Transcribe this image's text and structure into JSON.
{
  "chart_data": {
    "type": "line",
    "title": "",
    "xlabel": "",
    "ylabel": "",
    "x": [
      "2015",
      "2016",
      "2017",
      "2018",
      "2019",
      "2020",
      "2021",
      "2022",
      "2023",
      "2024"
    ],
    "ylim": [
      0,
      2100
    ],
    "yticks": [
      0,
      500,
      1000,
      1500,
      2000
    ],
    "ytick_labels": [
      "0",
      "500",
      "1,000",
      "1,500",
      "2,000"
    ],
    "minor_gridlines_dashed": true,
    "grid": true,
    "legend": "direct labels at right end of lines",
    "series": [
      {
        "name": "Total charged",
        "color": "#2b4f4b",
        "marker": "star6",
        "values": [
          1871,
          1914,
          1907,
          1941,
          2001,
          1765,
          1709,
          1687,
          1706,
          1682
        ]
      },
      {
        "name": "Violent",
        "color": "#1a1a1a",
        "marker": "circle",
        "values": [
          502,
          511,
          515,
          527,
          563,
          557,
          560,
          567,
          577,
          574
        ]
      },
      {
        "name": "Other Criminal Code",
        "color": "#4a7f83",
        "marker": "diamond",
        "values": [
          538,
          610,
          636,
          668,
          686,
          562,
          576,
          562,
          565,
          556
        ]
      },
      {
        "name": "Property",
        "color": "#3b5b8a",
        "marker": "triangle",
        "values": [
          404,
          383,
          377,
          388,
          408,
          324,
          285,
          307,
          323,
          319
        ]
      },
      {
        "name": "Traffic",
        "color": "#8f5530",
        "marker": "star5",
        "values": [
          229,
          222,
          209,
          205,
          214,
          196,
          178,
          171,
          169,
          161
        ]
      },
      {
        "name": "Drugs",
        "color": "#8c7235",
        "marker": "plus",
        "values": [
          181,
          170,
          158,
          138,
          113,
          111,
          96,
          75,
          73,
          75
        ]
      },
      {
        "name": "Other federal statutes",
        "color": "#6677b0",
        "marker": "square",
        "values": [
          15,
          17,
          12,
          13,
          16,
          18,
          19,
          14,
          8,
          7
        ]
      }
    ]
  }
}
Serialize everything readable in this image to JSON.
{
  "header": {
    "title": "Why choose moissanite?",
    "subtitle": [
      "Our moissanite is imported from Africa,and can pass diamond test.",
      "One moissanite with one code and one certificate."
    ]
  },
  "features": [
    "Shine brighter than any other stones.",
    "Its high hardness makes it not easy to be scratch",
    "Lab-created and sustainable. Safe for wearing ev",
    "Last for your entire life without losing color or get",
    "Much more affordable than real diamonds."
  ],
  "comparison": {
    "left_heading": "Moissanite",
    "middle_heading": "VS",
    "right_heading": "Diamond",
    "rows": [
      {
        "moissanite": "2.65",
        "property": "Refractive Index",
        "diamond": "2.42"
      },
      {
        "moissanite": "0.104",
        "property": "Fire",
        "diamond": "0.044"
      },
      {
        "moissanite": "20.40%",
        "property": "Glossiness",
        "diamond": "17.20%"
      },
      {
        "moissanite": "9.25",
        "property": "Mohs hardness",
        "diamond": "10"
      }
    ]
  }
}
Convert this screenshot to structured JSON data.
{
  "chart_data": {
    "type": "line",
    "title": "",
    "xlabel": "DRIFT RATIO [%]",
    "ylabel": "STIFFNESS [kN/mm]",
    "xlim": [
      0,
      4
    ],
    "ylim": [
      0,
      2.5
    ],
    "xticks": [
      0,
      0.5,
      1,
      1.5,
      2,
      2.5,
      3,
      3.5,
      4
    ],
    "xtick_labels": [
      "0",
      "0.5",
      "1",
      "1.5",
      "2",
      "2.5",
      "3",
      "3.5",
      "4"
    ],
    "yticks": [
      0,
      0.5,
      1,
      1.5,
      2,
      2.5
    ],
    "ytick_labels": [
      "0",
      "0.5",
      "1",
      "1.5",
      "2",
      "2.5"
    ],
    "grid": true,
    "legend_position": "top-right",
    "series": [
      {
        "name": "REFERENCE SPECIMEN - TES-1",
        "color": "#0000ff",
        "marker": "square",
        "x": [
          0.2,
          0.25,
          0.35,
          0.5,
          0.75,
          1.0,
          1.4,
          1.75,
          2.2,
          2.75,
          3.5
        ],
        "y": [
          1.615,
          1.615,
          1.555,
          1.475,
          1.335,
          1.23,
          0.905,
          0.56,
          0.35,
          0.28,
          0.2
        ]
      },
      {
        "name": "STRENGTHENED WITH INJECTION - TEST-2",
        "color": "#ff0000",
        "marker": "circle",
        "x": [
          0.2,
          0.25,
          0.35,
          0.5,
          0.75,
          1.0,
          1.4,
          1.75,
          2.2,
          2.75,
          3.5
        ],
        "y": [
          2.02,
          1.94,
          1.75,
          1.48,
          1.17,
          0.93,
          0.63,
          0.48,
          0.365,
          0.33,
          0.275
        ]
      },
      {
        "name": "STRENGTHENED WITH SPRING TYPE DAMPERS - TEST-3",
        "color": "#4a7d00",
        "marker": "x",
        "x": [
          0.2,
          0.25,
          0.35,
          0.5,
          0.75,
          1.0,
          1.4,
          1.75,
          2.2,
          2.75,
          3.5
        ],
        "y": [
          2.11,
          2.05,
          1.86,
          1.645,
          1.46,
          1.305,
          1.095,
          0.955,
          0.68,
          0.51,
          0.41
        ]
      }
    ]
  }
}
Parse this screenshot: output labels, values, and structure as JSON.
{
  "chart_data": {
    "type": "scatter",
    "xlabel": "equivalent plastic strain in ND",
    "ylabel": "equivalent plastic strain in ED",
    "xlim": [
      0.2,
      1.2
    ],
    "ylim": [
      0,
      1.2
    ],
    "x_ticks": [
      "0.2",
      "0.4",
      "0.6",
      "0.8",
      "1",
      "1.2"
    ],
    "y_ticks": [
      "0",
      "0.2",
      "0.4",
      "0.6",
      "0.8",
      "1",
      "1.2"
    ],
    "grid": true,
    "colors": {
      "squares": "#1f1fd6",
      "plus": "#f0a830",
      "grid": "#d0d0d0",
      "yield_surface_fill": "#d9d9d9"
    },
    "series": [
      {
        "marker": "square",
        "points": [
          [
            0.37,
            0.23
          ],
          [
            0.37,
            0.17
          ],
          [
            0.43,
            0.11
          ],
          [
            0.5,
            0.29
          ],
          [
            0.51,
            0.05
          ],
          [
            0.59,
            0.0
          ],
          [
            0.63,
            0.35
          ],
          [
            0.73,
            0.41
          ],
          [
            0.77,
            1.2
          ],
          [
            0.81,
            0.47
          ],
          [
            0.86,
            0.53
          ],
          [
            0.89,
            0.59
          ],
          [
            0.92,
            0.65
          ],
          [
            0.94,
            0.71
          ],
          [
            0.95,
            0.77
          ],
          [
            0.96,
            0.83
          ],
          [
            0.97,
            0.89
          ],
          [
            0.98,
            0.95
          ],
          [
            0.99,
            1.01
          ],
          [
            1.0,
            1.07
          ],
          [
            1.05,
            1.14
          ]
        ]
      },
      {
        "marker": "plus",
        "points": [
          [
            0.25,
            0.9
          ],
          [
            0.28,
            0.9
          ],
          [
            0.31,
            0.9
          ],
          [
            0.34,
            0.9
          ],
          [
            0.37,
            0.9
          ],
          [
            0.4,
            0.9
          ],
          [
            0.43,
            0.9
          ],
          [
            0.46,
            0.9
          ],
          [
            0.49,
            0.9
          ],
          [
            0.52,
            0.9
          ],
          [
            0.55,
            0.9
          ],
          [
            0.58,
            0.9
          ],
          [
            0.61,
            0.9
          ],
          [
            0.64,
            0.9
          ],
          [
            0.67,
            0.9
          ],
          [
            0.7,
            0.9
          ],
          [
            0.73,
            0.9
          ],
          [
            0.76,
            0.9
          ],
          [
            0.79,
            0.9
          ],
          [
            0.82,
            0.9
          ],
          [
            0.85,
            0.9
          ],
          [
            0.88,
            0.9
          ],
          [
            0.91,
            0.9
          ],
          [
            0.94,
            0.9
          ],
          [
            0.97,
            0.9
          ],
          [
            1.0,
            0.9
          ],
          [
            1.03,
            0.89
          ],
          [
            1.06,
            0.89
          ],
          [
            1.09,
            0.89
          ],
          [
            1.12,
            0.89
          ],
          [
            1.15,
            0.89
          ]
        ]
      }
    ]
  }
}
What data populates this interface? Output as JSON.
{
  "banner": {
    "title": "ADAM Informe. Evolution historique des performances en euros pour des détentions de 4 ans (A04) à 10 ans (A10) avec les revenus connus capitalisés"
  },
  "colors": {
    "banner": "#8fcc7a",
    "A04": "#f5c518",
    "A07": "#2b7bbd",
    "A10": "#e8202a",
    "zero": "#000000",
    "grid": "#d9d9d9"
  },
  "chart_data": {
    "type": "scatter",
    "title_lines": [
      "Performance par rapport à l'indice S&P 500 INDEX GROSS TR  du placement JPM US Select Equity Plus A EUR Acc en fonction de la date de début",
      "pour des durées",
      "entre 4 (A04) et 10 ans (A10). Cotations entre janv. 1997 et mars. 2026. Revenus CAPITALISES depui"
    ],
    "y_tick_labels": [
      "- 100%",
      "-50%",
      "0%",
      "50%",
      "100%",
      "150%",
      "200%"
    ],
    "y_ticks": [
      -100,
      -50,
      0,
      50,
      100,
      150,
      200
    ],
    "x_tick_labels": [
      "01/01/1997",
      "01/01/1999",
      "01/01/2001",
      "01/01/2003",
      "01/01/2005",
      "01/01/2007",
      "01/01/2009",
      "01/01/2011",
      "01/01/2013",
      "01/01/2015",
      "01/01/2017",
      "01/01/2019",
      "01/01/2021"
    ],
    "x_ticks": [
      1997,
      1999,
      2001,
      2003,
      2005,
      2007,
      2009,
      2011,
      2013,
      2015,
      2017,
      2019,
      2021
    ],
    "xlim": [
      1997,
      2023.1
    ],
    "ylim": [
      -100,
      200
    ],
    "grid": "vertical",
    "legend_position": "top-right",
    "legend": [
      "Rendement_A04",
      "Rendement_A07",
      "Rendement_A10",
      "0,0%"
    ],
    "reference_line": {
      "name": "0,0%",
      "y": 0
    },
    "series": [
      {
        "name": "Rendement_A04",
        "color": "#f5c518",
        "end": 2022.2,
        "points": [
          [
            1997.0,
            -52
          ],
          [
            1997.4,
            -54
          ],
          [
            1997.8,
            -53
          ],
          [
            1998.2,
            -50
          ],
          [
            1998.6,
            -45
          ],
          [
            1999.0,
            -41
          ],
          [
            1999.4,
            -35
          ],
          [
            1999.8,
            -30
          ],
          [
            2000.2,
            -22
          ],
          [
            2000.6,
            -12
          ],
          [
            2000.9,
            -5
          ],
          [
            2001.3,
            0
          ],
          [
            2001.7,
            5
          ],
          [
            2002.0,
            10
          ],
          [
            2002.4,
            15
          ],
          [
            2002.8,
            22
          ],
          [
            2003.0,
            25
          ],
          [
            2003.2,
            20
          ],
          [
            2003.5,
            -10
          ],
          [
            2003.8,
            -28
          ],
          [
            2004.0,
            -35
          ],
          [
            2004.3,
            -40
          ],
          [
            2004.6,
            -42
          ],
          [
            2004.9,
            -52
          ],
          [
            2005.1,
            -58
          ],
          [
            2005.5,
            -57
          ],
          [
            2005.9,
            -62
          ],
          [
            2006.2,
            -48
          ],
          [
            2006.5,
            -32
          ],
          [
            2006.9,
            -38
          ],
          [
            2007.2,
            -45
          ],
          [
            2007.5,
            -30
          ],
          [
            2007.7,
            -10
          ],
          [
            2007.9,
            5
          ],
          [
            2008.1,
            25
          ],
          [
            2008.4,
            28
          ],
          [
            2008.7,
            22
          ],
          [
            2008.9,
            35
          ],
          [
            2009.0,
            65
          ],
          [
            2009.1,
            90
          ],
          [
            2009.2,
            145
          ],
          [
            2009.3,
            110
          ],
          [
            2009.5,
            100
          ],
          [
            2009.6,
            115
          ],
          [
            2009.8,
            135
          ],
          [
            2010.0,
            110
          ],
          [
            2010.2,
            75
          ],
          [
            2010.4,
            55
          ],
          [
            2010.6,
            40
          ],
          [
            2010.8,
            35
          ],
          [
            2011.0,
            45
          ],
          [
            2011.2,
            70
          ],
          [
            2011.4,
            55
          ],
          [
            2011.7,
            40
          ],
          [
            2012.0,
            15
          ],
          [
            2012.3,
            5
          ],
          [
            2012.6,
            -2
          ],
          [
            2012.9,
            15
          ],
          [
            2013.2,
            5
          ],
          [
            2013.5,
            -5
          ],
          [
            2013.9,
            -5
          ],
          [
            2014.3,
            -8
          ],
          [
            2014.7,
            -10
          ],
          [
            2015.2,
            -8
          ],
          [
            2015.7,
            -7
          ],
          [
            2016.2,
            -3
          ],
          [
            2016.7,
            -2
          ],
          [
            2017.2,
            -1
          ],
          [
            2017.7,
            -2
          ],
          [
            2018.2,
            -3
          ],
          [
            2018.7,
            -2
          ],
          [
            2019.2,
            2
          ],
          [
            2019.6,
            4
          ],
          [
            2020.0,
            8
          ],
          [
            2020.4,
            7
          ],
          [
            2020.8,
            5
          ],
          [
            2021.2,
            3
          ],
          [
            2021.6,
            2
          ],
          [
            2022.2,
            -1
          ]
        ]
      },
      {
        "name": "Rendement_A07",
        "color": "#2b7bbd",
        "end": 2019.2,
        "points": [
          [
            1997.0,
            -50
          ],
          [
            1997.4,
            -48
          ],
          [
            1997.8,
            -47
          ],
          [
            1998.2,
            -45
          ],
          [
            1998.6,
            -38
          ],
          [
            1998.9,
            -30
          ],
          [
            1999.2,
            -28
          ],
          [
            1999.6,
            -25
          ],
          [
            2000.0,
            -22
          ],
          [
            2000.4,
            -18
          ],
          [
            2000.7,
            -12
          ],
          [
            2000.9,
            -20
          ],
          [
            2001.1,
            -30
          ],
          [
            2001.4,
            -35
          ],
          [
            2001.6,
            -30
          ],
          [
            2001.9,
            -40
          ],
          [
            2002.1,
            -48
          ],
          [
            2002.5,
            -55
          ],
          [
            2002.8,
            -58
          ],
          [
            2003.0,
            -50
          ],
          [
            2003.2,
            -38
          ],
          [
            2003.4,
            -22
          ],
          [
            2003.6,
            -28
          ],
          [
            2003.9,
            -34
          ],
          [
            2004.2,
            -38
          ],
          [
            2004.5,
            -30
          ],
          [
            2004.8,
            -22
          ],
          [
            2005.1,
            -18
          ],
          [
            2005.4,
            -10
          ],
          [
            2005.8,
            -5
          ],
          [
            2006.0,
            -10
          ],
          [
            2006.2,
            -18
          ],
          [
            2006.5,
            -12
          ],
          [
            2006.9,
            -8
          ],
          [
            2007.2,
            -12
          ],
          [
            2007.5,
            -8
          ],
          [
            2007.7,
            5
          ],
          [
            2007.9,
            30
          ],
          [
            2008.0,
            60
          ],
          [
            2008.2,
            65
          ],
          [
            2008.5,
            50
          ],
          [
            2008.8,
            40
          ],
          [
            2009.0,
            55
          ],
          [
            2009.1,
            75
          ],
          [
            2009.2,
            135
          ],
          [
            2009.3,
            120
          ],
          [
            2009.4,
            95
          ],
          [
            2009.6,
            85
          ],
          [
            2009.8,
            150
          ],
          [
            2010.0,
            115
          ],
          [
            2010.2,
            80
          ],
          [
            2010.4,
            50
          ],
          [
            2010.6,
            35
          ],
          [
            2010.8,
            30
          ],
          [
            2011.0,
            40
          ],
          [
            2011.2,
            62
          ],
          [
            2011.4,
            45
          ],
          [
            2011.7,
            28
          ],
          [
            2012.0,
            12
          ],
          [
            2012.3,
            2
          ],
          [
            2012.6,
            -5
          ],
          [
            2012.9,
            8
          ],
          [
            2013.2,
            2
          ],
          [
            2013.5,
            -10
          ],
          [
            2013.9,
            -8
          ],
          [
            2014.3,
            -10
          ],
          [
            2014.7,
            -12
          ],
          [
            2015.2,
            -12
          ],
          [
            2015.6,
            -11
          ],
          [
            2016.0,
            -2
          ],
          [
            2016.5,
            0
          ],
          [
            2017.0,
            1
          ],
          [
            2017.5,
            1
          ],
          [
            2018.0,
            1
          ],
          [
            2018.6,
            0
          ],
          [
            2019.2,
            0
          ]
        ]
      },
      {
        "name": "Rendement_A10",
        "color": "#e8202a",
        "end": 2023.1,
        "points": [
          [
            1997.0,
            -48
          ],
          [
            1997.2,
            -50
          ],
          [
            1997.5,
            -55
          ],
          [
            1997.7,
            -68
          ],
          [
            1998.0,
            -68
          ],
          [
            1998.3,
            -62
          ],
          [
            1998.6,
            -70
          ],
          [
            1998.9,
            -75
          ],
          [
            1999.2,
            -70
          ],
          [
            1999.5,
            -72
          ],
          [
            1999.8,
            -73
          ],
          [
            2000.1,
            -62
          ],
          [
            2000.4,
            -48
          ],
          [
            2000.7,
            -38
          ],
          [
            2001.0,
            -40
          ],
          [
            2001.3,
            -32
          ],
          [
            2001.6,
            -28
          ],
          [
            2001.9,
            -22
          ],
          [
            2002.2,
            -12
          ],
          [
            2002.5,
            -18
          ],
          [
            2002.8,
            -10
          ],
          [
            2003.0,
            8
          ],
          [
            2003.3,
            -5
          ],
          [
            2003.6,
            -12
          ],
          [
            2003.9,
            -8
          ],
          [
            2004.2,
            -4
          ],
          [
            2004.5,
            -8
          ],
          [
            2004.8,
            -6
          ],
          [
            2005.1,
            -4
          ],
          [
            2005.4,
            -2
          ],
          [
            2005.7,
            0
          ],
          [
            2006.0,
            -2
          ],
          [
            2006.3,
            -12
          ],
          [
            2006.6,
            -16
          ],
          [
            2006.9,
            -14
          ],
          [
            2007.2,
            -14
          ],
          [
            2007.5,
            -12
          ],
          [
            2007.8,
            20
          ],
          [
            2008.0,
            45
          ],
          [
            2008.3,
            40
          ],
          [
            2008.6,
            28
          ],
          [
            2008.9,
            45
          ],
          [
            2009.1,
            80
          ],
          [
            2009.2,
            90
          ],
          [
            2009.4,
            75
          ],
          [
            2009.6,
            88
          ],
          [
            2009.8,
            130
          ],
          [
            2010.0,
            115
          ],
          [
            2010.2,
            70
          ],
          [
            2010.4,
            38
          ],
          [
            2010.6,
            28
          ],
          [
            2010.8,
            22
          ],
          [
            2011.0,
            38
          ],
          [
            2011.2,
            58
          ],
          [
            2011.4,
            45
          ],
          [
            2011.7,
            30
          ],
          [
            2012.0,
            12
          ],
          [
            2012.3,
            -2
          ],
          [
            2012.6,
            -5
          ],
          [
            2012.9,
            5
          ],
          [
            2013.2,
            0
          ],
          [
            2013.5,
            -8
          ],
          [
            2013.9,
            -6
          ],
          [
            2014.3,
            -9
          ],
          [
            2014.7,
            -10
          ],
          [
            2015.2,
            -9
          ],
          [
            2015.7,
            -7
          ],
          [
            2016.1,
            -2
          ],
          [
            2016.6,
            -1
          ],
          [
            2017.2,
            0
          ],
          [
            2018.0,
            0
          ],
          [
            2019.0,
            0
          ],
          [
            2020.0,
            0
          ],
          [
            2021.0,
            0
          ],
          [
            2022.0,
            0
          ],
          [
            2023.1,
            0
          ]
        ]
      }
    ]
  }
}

EXERCISE BRIEF | Pull out each line holding the string "hardness".

THE REPLY |
    "Its high hardness makes it not easy to be scratch",
        "property": "Mohs hardness",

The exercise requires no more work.